**** Material for the task ****

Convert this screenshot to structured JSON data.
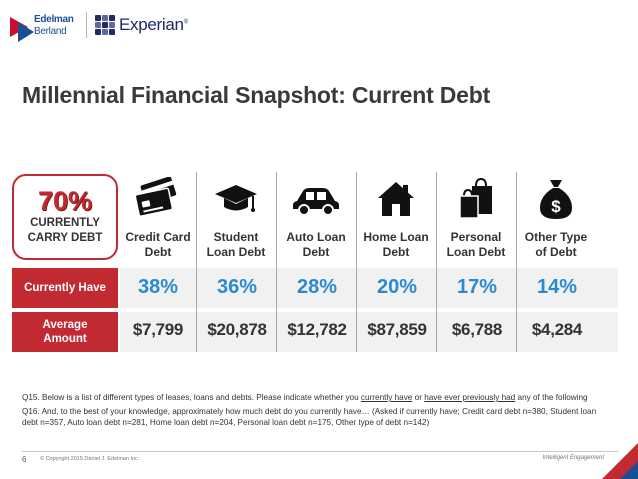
{
  "logos": {
    "edelman_line1": "Edelman",
    "edelman_line2": "Berland",
    "experian": "Experian"
  },
  "title": "Millennial Financial Snapshot: Current Debt",
  "highlight": {
    "percent": "70%",
    "line1": "CURRENTLY",
    "line2": "CARRY DEBT"
  },
  "row_labels": {
    "have": "Currently Have",
    "amount_line1": "Average",
    "amount_line2": "Amount"
  },
  "categories": [
    {
      "line1": "Credit Card",
      "line2": "Debt",
      "icon": "credit-card-icon",
      "pct": "38%",
      "amount": "$7,799"
    },
    {
      "line1": "Student",
      "line2": "Loan Debt",
      "icon": "graduation-cap-icon",
      "pct": "36%",
      "amount": "$20,878"
    },
    {
      "line1": "Auto Loan",
      "line2": "Debt",
      "icon": "car-icon",
      "pct": "28%",
      "amount": "$12,782"
    },
    {
      "line1": "Home Loan",
      "line2": "Debt",
      "icon": "house-icon",
      "pct": "20%",
      "amount": "$87,859"
    },
    {
      "line1": "Personal",
      "line2": "Loan Debt",
      "icon": "shopping-bags-icon",
      "pct": "17%",
      "amount": "$6,788"
    },
    {
      "line1": "Other Type",
      "line2": "of Debt",
      "icon": "money-bag-icon",
      "pct": "14%",
      "amount": "$4,284"
    }
  ],
  "money_bag_symbol": "$",
  "notes": {
    "q15_a": "Q15. Below is a list of different types of leases, loans and debts. Please indicate whether you ",
    "q15_u1": "currently have",
    "q15_b": " or ",
    "q15_u2": "have ever previously had",
    "q15_c": " any of the following",
    "q16": "Q16. And, to the best of your knowledge, approximately how much debt do you currently have… (Asked if currently have; Credit card debt n=380, Student loan debt n=357, Auto loan debt n=281, Home loan debt n=204, Personal loan debt n=175, Other type of debt n=142)"
  },
  "footer": {
    "page": "6",
    "copyright": "© Copyright 2015 Daniel J. Edelman Inc.",
    "tagline": "Intelligent Engagement"
  },
  "colors": {
    "accent_red": "#c22a32",
    "value_blue": "#2a8ad1",
    "band_gray": "#f1f1f1"
  }
}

****

• _Problem to solve_
Output all of the data exactly as it stands, minus any images.

• _Correct result_
Convert this screenshot to structured JSON data.
{
  "logos": {
    "edelman_line1": "Edelman",
    "edelman_line2": "Berland",
    "experian": "Experian"
  },
  "title": "Millennial Financial Snapshot: Current Debt",
  "highlight": {
    "percent": "70%",
    "line1": "CURRENTLY",
    "line2": "CARRY DEBT"
  },
  "row_labels": {
    "have": "Currently Have",
    "amount_line1": "Average",
    "amount_line2": "Amount"
  },
  "categories": [
    {
      "line1": "Credit Card",
      "line2": "Debt",
      "icon": "credit-card-icon",
      "pct": "38%",
      "amount": "$7,799"
    },
    {
      "line1": "Student",
      "line2": "Loan Debt",
      "icon": "graduation-cap-icon",
      "pct": "36%",
      "amount": "$20,878"
    },
    {
      "line1": "Auto Loan",
      "line2": "Debt",
      "icon": "car-icon",
      "pct": "28%",
      "amount": "$12,782"
    },
    {
      "line1": "Home Loan",
      "line2": "Debt",
      "icon": "house-icon",
      "pct": "20%",
      "amount": "$87,859"
    },
    {
      "line1": "Personal",
      "line2": "Loan Debt",
      "icon": "shopping-bags-icon",
      "pct": "17%",
      "amount": "$6,788"
    },
    {
      "line1": "Other Type",
      "line2": "of Debt",
      "icon": "money-bag-icon",
      "pct": "14%",
      "amount": "$4,284"
    }
  ],
  "money_bag_symbol": "$",
  "notes": {
    "q15_a": "Q15. Below is a list of different types of leases, loans and debts. Please indicate whether you ",
    "q15_u1": "currently have",
    "q15_b": " or ",
    "q15_u2": "have ever previously had",
    "q15_c": " any of the following",
    "q16": "Q16. And, to the best of your knowledge, approximately how much debt do you currently have… (Asked if currently have; Credit card debt n=380, Student loan debt n=357, Auto loan debt n=281, Home loan debt n=204, Personal loan debt n=175, Other type of debt n=142)"
  },
  "footer": {
    "page": "6",
    "copyright": "© Copyright 2015 Daniel J. Edelman Inc.",
    "tagline": "Intelligent Engagement"
  },
  "colors": {
    "accent_red": "#c22a32",
    "value_blue": "#2a8ad1",
    "band_gray": "#f1f1f1"
  }
}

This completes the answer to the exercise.